>> BEGIN MATERIAL PROVIDED
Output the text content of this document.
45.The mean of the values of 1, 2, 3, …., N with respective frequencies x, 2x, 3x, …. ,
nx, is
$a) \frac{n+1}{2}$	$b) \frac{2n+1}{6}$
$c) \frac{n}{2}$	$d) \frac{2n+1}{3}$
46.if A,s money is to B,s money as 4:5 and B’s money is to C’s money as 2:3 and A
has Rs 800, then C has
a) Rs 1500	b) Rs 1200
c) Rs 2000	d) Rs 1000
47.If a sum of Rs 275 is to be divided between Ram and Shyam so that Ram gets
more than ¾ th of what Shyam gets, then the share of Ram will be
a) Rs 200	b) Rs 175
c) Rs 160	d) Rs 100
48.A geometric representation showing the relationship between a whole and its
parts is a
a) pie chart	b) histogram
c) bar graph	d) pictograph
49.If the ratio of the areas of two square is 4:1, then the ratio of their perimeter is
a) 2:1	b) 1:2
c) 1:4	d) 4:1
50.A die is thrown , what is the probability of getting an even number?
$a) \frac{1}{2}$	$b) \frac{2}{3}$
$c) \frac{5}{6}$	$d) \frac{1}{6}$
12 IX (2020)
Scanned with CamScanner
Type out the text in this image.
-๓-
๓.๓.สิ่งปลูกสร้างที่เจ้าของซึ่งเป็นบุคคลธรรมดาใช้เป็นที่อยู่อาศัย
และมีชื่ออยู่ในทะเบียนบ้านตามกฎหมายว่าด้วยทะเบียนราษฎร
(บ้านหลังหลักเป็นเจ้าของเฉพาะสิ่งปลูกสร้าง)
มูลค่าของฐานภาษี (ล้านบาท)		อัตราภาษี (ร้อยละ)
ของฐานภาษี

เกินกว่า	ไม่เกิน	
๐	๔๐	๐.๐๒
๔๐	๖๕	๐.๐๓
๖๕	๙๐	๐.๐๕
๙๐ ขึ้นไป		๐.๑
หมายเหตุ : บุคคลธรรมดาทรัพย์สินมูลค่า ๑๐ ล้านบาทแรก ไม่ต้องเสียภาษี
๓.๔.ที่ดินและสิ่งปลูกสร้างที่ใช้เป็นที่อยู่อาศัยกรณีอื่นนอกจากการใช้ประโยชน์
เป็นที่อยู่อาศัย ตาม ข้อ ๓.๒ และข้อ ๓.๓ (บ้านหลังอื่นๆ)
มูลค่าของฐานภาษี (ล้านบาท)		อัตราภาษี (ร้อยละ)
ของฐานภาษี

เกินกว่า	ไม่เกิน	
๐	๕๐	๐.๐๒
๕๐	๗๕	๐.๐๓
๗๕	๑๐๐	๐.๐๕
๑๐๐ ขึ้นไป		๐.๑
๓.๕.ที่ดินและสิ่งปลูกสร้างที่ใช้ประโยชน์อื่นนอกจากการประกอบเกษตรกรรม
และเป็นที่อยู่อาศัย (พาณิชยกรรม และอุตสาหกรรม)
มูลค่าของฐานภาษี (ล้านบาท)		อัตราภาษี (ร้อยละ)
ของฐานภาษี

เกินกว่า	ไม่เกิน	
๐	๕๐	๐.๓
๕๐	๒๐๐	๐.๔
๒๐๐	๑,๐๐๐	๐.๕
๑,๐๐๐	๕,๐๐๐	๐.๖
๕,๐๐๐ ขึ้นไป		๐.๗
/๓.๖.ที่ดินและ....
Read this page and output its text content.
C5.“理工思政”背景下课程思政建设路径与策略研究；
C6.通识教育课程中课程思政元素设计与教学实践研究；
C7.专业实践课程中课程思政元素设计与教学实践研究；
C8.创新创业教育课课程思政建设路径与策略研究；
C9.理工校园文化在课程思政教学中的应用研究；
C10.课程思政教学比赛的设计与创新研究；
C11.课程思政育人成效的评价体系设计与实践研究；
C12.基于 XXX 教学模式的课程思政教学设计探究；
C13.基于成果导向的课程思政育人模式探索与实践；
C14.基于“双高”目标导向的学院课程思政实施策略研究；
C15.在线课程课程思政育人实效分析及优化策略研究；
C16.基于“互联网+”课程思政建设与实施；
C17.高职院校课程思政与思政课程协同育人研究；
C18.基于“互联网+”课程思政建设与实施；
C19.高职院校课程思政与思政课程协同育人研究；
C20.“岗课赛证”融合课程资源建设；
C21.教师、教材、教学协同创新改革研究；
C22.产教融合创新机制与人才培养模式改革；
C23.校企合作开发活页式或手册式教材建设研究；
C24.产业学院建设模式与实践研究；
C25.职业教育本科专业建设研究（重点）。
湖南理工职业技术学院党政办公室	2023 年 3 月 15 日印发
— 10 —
>> END MATERIAL PROVIDED
PROBLEM STATEMENT. Return the line that contains "Read this page and output its text content." and all lines after it, verbatim, and nothing else.

RESULT.
Read this page and output its text content.
C5.“理工思政”背景下课程思政建设路径与策略研究；
C6.通识教育课程中课程思政元素设计与教学实践研究；
C7.专业实践课程中课程思政元素设计与教学实践研究；
C8.创新创业教育课课程思政建设路径与策略研究；
C9.理工校园文化在课程思政教学中的应用研究；
C10.课程思政教学比赛的设计与创新研究；
C11.课程思政育人成效的评价体系设计与实践研究；
C12.基于 XXX 教学模式的课程思政教学设计探究；
C13.基于成果导向的课程思政育人模式探索与实践；
C14.基于“双高”目标导向的学院课程思政实施策略研究；
C15.在线课程课程思政育人实效分析及优化策略研究；
C16.基于“互联网+”课程思政建设与实施；
C17.高职院校课程思政与思政课程协同育人研究；
C18.基于“互联网+”课程思政建设与实施；
C19.高职院校课程思政与思政课程协同育人研究；
C20.“岗课赛证”融合课程资源建设；
C21.教师、教材、教学协同创新改革研究；
C22.产教融合创新机制与人才培养模式改革；
C23.校企合作开发活页式或手册式教材建设研究；
C24.产业学院建设模式与实践研究；
C25.职业教育本科专业建设研究（重点）。
湖南理工职业技术学院党政办公室	2023 年 3 月 15 日印发
— 10 —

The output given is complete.